• _Exercise objective_:
Pick out every line that holds the string "selecting" and copy it.

Dataset items

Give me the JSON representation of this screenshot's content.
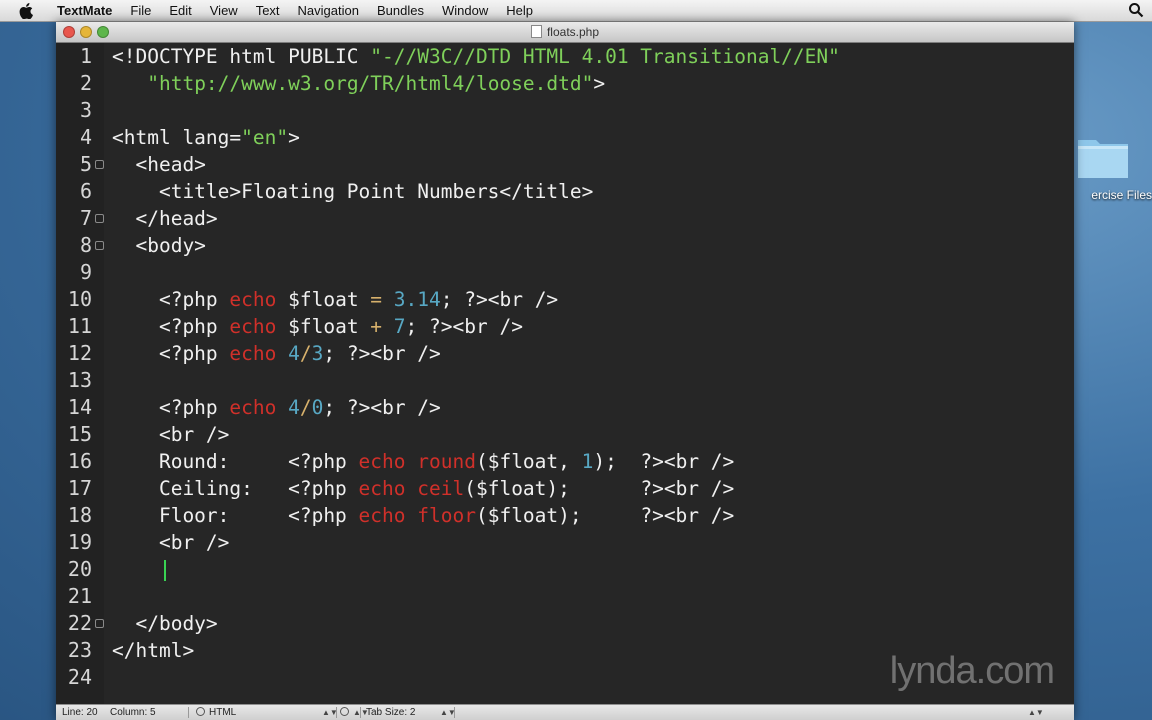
{
  "menubar": {
    "items": [
      "TextMate",
      "File",
      "Edit",
      "View",
      "Text",
      "Navigation",
      "Bundles",
      "Window",
      "Help"
    ],
    "apple_icon": "apple-logo-icon",
    "right_icon": "spotlight-search-icon"
  },
  "desktop": {
    "folder_label": "ercise Files"
  },
  "window": {
    "title": "floats.php"
  },
  "editor": {
    "colors": {
      "background": "#262626",
      "text": "#f0f0f0",
      "keyword": "#d0302a",
      "string": "#7fd05a",
      "number": "#58a8c4",
      "operator": "#d7b16c",
      "cursor": "#39d353"
    },
    "lines": [
      {
        "num": "1",
        "fold": false,
        "segs": [
          {
            "t": "<!DOCTYPE html PUBLIC ",
            "c": "#f0f0f0"
          },
          {
            "t": "\"-//W3C//DTD HTML 4.01 Transitional//EN\"",
            "c": "#7fd05a"
          }
        ]
      },
      {
        "num": "2",
        "fold": false,
        "segs": [
          {
            "t": "   ",
            "c": "#f0f0f0"
          },
          {
            "t": "\"http://www.w3.org/TR/html4/loose.dtd\"",
            "c": "#7fd05a"
          },
          {
            "t": ">",
            "c": "#f0f0f0"
          }
        ]
      },
      {
        "num": "3",
        "fold": false,
        "segs": []
      },
      {
        "num": "4",
        "fold": false,
        "segs": [
          {
            "t": "<html lang=",
            "c": "#f0f0f0"
          },
          {
            "t": "\"en\"",
            "c": "#7fd05a"
          },
          {
            "t": ">",
            "c": "#f0f0f0"
          }
        ]
      },
      {
        "num": "5",
        "fold": true,
        "segs": [
          {
            "t": "  <head>",
            "c": "#f0f0f0"
          }
        ]
      },
      {
        "num": "6",
        "fold": false,
        "segs": [
          {
            "t": "    <title>Floating Point Numbers</title>",
            "c": "#f0f0f0"
          }
        ]
      },
      {
        "num": "7",
        "fold": true,
        "segs": [
          {
            "t": "  </head>",
            "c": "#f0f0f0"
          }
        ]
      },
      {
        "num": "8",
        "fold": true,
        "segs": [
          {
            "t": "  <body>",
            "c": "#f0f0f0"
          }
        ]
      },
      {
        "num": "9",
        "fold": false,
        "segs": []
      },
      {
        "num": "10",
        "fold": false,
        "segs": [
          {
            "t": "    <?php ",
            "c": "#f0f0f0"
          },
          {
            "t": "echo",
            "c": "#d0302a"
          },
          {
            "t": " $float ",
            "c": "#f0f0f0"
          },
          {
            "t": "=",
            "c": "#d7b16c"
          },
          {
            "t": " ",
            "c": "#f0f0f0"
          },
          {
            "t": "3.14",
            "c": "#58a8c4"
          },
          {
            "t": "; ?>",
            "c": "#f0f0f0"
          },
          {
            "t": "<br />",
            "c": "#f0f0f0"
          }
        ]
      },
      {
        "num": "11",
        "fold": false,
        "segs": [
          {
            "t": "    <?php ",
            "c": "#f0f0f0"
          },
          {
            "t": "echo",
            "c": "#d0302a"
          },
          {
            "t": " $float ",
            "c": "#f0f0f0"
          },
          {
            "t": "+",
            "c": "#d7b16c"
          },
          {
            "t": " ",
            "c": "#f0f0f0"
          },
          {
            "t": "7",
            "c": "#58a8c4"
          },
          {
            "t": "; ?>",
            "c": "#f0f0f0"
          },
          {
            "t": "<br />",
            "c": "#f0f0f0"
          }
        ]
      },
      {
        "num": "12",
        "fold": false,
        "segs": [
          {
            "t": "    <?php ",
            "c": "#f0f0f0"
          },
          {
            "t": "echo",
            "c": "#d0302a"
          },
          {
            "t": " ",
            "c": "#f0f0f0"
          },
          {
            "t": "4",
            "c": "#58a8c4"
          },
          {
            "t": "/",
            "c": "#d7b16c"
          },
          {
            "t": "3",
            "c": "#58a8c4"
          },
          {
            "t": "; ?>",
            "c": "#f0f0f0"
          },
          {
            "t": "<br />",
            "c": "#f0f0f0"
          }
        ]
      },
      {
        "num": "13",
        "fold": false,
        "segs": []
      },
      {
        "num": "14",
        "fold": false,
        "segs": [
          {
            "t": "    <?php ",
            "c": "#f0f0f0"
          },
          {
            "t": "echo",
            "c": "#d0302a"
          },
          {
            "t": " ",
            "c": "#f0f0f0"
          },
          {
            "t": "4",
            "c": "#58a8c4"
          },
          {
            "t": "/",
            "c": "#d7b16c"
          },
          {
            "t": "0",
            "c": "#58a8c4"
          },
          {
            "t": "; ?>",
            "c": "#f0f0f0"
          },
          {
            "t": "<br />",
            "c": "#f0f0f0"
          }
        ]
      },
      {
        "num": "15",
        "fold": false,
        "segs": [
          {
            "t": "    <br />",
            "c": "#f0f0f0"
          }
        ]
      },
      {
        "num": "16",
        "fold": false,
        "segs": [
          {
            "t": "    Round:     <?php ",
            "c": "#f0f0f0"
          },
          {
            "t": "echo",
            "c": "#d0302a"
          },
          {
            "t": " ",
            "c": "#f0f0f0"
          },
          {
            "t": "round",
            "c": "#d0302a"
          },
          {
            "t": "($float, ",
            "c": "#f0f0f0"
          },
          {
            "t": "1",
            "c": "#58a8c4"
          },
          {
            "t": ");  ?>",
            "c": "#f0f0f0"
          },
          {
            "t": "<br />",
            "c": "#f0f0f0"
          }
        ]
      },
      {
        "num": "17",
        "fold": false,
        "segs": [
          {
            "t": "    Ceiling:   <?php ",
            "c": "#f0f0f0"
          },
          {
            "t": "echo",
            "c": "#d0302a"
          },
          {
            "t": " ",
            "c": "#f0f0f0"
          },
          {
            "t": "ceil",
            "c": "#d0302a"
          },
          {
            "t": "($float);      ?>",
            "c": "#f0f0f0"
          },
          {
            "t": "<br />",
            "c": "#f0f0f0"
          }
        ]
      },
      {
        "num": "18",
        "fold": false,
        "segs": [
          {
            "t": "    Floor:     <?php ",
            "c": "#f0f0f0"
          },
          {
            "t": "echo",
            "c": "#d0302a"
          },
          {
            "t": " ",
            "c": "#f0f0f0"
          },
          {
            "t": "floor",
            "c": "#d0302a"
          },
          {
            "t": "($float);     ?>",
            "c": "#f0f0f0"
          },
          {
            "t": "<br />",
            "c": "#f0f0f0"
          }
        ]
      },
      {
        "num": "19",
        "fold": false,
        "segs": [
          {
            "t": "    <br />",
            "c": "#f0f0f0"
          }
        ]
      },
      {
        "num": "20",
        "fold": false,
        "segs": []
      },
      {
        "num": "21",
        "fold": false,
        "segs": []
      },
      {
        "num": "22",
        "fold": true,
        "segs": [
          {
            "t": "  </body>",
            "c": "#f0f0f0"
          }
        ]
      },
      {
        "num": "23",
        "fold": false,
        "segs": [
          {
            "t": "</html>",
            "c": "#f0f0f0"
          }
        ]
      },
      {
        "num": "24",
        "fold": false,
        "segs": []
      }
    ],
    "cursor_line": "20",
    "watermark": "lynda.com"
  },
  "statusbar": {
    "line": "Line: 20",
    "column": "Column: 5",
    "language": "HTML",
    "tab_size": "Tab Size:  2"
  }
}
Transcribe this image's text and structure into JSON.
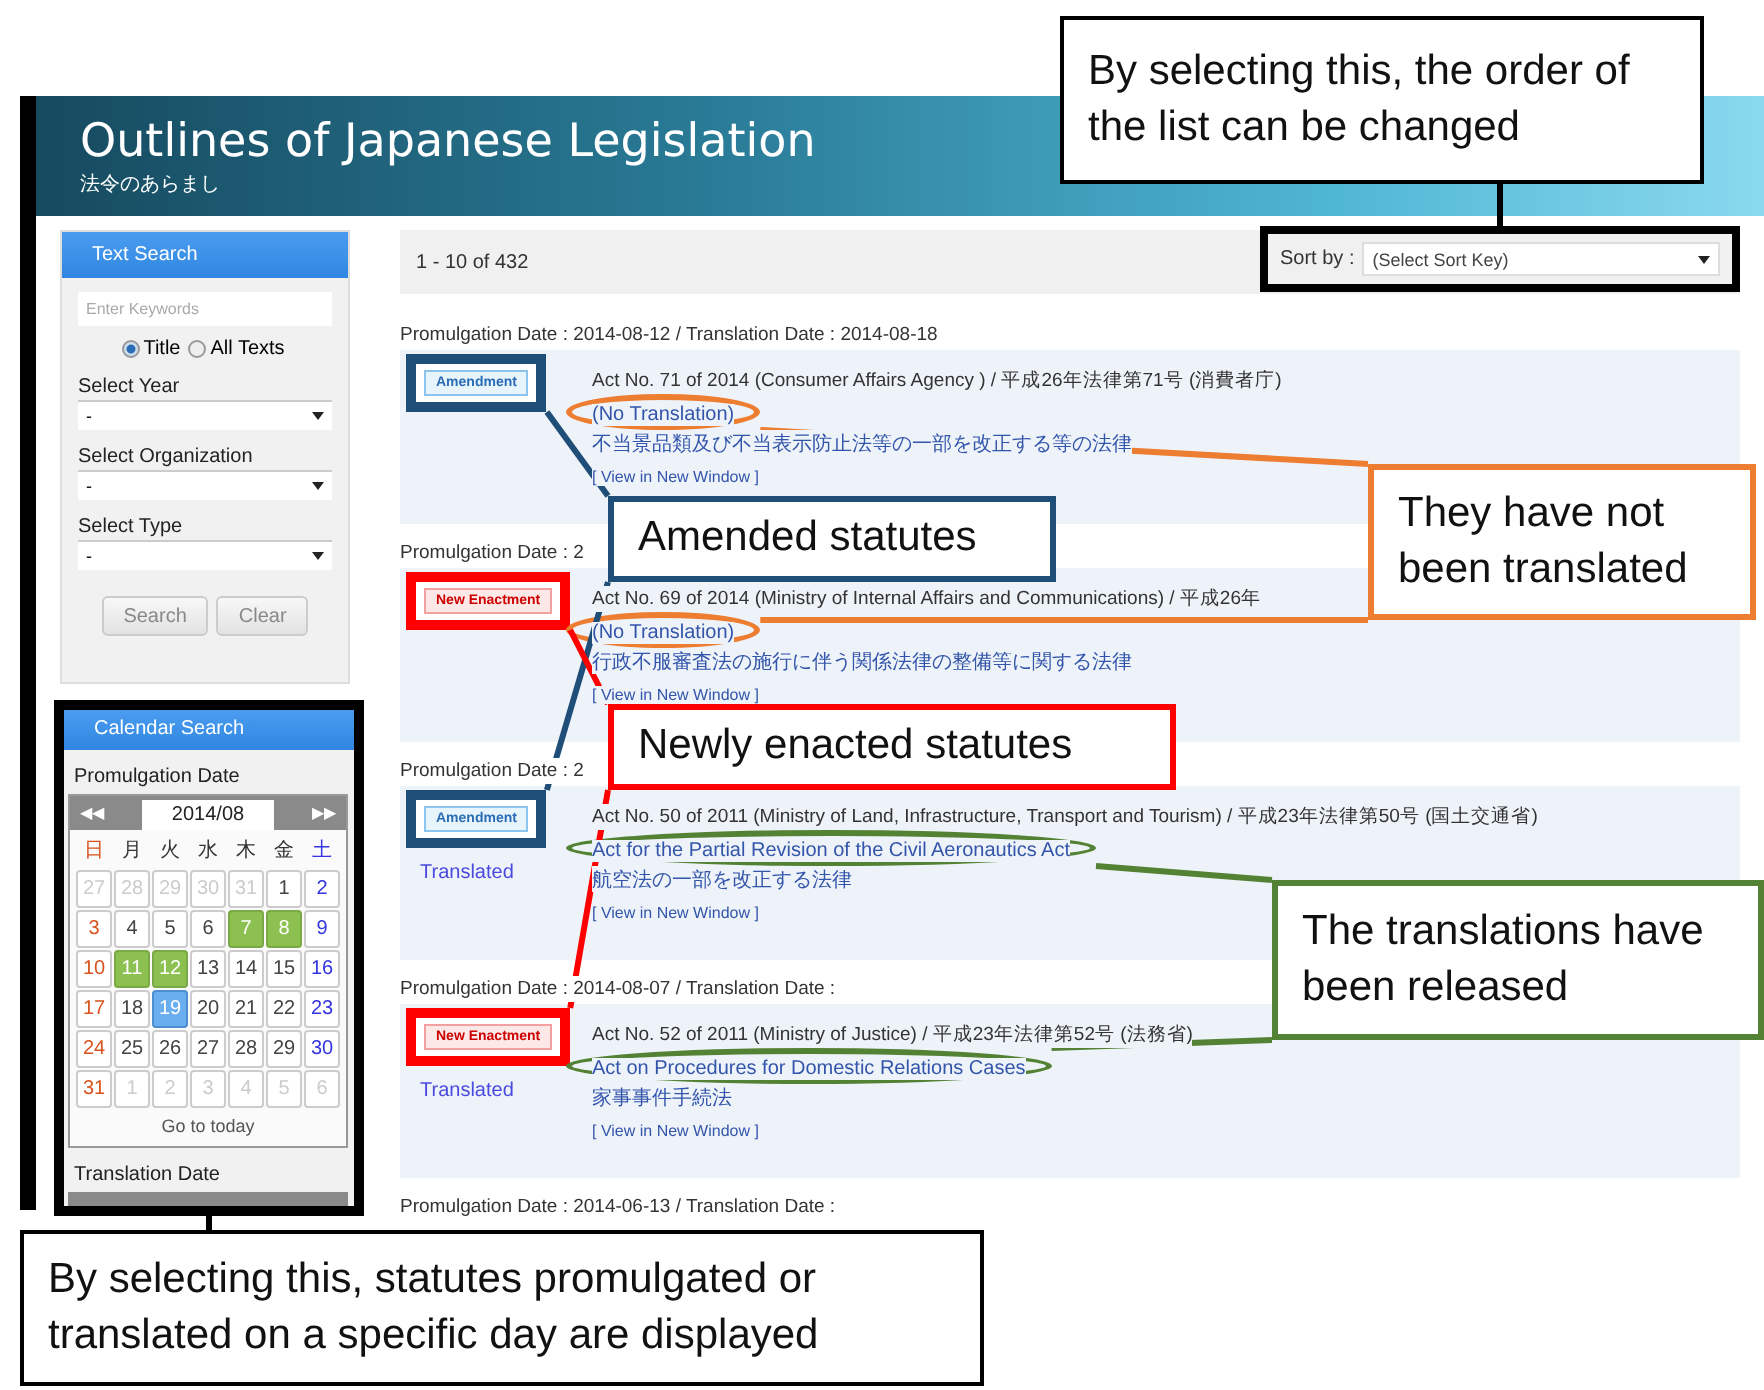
{
  "header": {
    "title": "Outlines of Japanese Legislation",
    "subtitle": "法令のあらまし"
  },
  "text_search": {
    "title": "Text Search",
    "keywords": {
      "placeholder": "Enter Keywords"
    },
    "scope": [
      {
        "label": "Title",
        "selected": true
      },
      {
        "label": "All Texts",
        "selected": false
      }
    ],
    "filters": [
      {
        "label": "Select Year",
        "value": "-"
      },
      {
        "label": "Select Organization",
        "value": "-"
      },
      {
        "label": "Select Type",
        "value": "-"
      }
    ],
    "buttons": [
      "Search",
      "Clear"
    ]
  },
  "calendar_search": {
    "title": "Calendar Search",
    "promulgation": {
      "label": "Promulgation Date",
      "prev": "◀◀",
      "next": "▶▶",
      "month": "2014/08",
      "weekdays": [
        "日",
        "月",
        "火",
        "水",
        "木",
        "金",
        "土"
      ],
      "weeks": [
        [
          {
            "day": "27",
            "other_month": true,
            "marked": false,
            "selected": false
          },
          {
            "day": "28",
            "other_month": true,
            "marked": false,
            "selected": false
          },
          {
            "day": "29",
            "other_month": true,
            "marked": false,
            "selected": false
          },
          {
            "day": "30",
            "other_month": true,
            "marked": false,
            "selected": false
          },
          {
            "day": "31",
            "other_month": true,
            "marked": false,
            "selected": false
          },
          {
            "day": "1",
            "other_month": false,
            "marked": false,
            "selected": false
          },
          {
            "day": "2",
            "other_month": false,
            "marked": false,
            "selected": false
          }
        ],
        [
          {
            "day": "3",
            "other_month": false,
            "marked": false,
            "selected": false
          },
          {
            "day": "4",
            "other_month": false,
            "marked": false,
            "selected": false
          },
          {
            "day": "5",
            "other_month": false,
            "marked": false,
            "selected": false
          },
          {
            "day": "6",
            "other_month": false,
            "marked": false,
            "selected": false
          },
          {
            "day": "7",
            "other_month": false,
            "marked": true,
            "selected": false
          },
          {
            "day": "8",
            "other_month": false,
            "marked": true,
            "selected": false
          },
          {
            "day": "9",
            "other_month": false,
            "marked": false,
            "selected": false
          }
        ],
        [
          {
            "day": "10",
            "other_month": false,
            "marked": false,
            "selected": false
          },
          {
            "day": "11",
            "other_month": false,
            "marked": true,
            "selected": false
          },
          {
            "day": "12",
            "other_month": false,
            "marked": true,
            "selected": false
          },
          {
            "day": "13",
            "other_month": false,
            "marked": false,
            "selected": false
          },
          {
            "day": "14",
            "other_month": false,
            "marked": false,
            "selected": false
          },
          {
            "day": "15",
            "other_month": false,
            "marked": false,
            "selected": false
          },
          {
            "day": "16",
            "other_month": false,
            "marked": false,
            "selected": false
          }
        ],
        [
          {
            "day": "17",
            "other_month": false,
            "marked": false,
            "selected": false
          },
          {
            "day": "18",
            "other_month": false,
            "marked": false,
            "selected": false
          },
          {
            "day": "19",
            "other_month": false,
            "marked": false,
            "selected": true
          },
          {
            "day": "20",
            "other_month": false,
            "marked": false,
            "selected": false
          },
          {
            "day": "21",
            "other_month": false,
            "marked": false,
            "selected": false
          },
          {
            "day": "22",
            "other_month": false,
            "marked": false,
            "selected": false
          },
          {
            "day": "23",
            "other_month": false,
            "marked": false,
            "selected": false
          }
        ],
        [
          {
            "day": "24",
            "other_month": false,
            "marked": false,
            "selected": false
          },
          {
            "day": "25",
            "other_month": false,
            "marked": false,
            "selected": false
          },
          {
            "day": "26",
            "other_month": false,
            "marked": false,
            "selected": false
          },
          {
            "day": "27",
            "other_month": false,
            "marked": false,
            "selected": false
          },
          {
            "day": "28",
            "other_month": false,
            "marked": false,
            "selected": false
          },
          {
            "day": "29",
            "other_month": false,
            "marked": false,
            "selected": false
          },
          {
            "day": "30",
            "other_month": false,
            "marked": false,
            "selected": false
          }
        ],
        [
          {
            "day": "31",
            "other_month": false,
            "marked": false,
            "selected": false
          },
          {
            "day": "1",
            "other_month": true,
            "marked": false,
            "selected": false
          },
          {
            "day": "2",
            "other_month": true,
            "marked": false,
            "selected": false
          },
          {
            "day": "3",
            "other_month": true,
            "marked": false,
            "selected": false
          },
          {
            "day": "4",
            "other_month": true,
            "marked": false,
            "selected": false
          },
          {
            "day": "5",
            "other_month": true,
            "marked": false,
            "selected": false
          },
          {
            "day": "6",
            "other_month": true,
            "marked": false,
            "selected": false
          }
        ]
      ],
      "today": "Go to today"
    },
    "translation": {
      "label": "Translation Date"
    }
  },
  "results": {
    "count": "1 - 10 of 432",
    "sort": {
      "label": "Sort by :",
      "value": "(Select Sort Key)"
    },
    "entries": [
      {
        "date_line": "Promulgation Date : 2014-08-12 / Translation Date : 2014-08-18",
        "badge": {
          "kind": "amendment",
          "label": "Amendment"
        },
        "act": "Act No. 71 of 2014 (Consumer Affairs Agency ) / 平成26年法律第71号 (消費者庁)",
        "title": "(No Translation)",
        "title_ja": "不当景品類及び不当表示防止法等の一部を改正する等の法律",
        "link": "[ View in New Window ]"
      },
      {
        "date_line": "Promulgation Date : 2",
        "badge": {
          "kind": "new_enactment",
          "label": "New Enactment"
        },
        "act": "Act No. 69 of 2014 (Ministry of Internal Affairs and Communications) / 平成26年",
        "title": "(No Translation)",
        "title_ja": "行政不服審査法の施行に伴う関係法律の整備等に関する法律",
        "link": "[ View in New Window ]"
      },
      {
        "date_line": "Promulgation Date : 2",
        "badge": {
          "kind": "amendment",
          "label": "Amendment"
        },
        "status": "Translated",
        "act": "Act No. 50 of 2011 (Ministry of Land, Infrastructure, Transport and Tourism) / 平成23年法律第50号 (国土交通省)",
        "title": "Act for the Partial Revision of the Civil Aeronautics Act",
        "title_ja": "航空法の一部を改正する法律",
        "link": "[ View in New Window ]"
      },
      {
        "date_line": "Promulgation Date : 2014-08-07 / Translation Date :",
        "badge": {
          "kind": "new_enactment",
          "label": "New Enactment"
        },
        "status": "Translated",
        "act": "Act No. 52 of 2011 (Ministry of Justice) / 平成23年法律第52号 (法務省)",
        "title": "Act on Procedures for Domestic Relations Cases",
        "title_ja": "家事事件手続法",
        "link": "[ View in New Window ]"
      },
      {
        "date_line": "Promulgation Date : 2014-06-13 / Translation Date :"
      }
    ]
  },
  "annotations": [
    {
      "kind": "sort",
      "text": "By selecting this, the order of the list can be changed",
      "color": "#000000"
    },
    {
      "kind": "amendment",
      "text": "Amended statutes",
      "color": "#1f4e79"
    },
    {
      "kind": "untranslated",
      "text": "They have not been translated",
      "color": "#ed7d31"
    },
    {
      "kind": "new_enactment",
      "text": "Newly enacted statutes",
      "color": "#ff0000"
    },
    {
      "kind": "translated",
      "text": "The translations have been released",
      "color": "#548235"
    },
    {
      "kind": "calendar",
      "text": "By selecting this, statutes promulgated or translated on a specific day are displayed",
      "color": "#000000"
    }
  ]
}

• _Task output_:
      "text": "By selecting this, the order of the list can be changed",
      "text": "By selecting this, statutes promulgated or translated on a specific day are displayed",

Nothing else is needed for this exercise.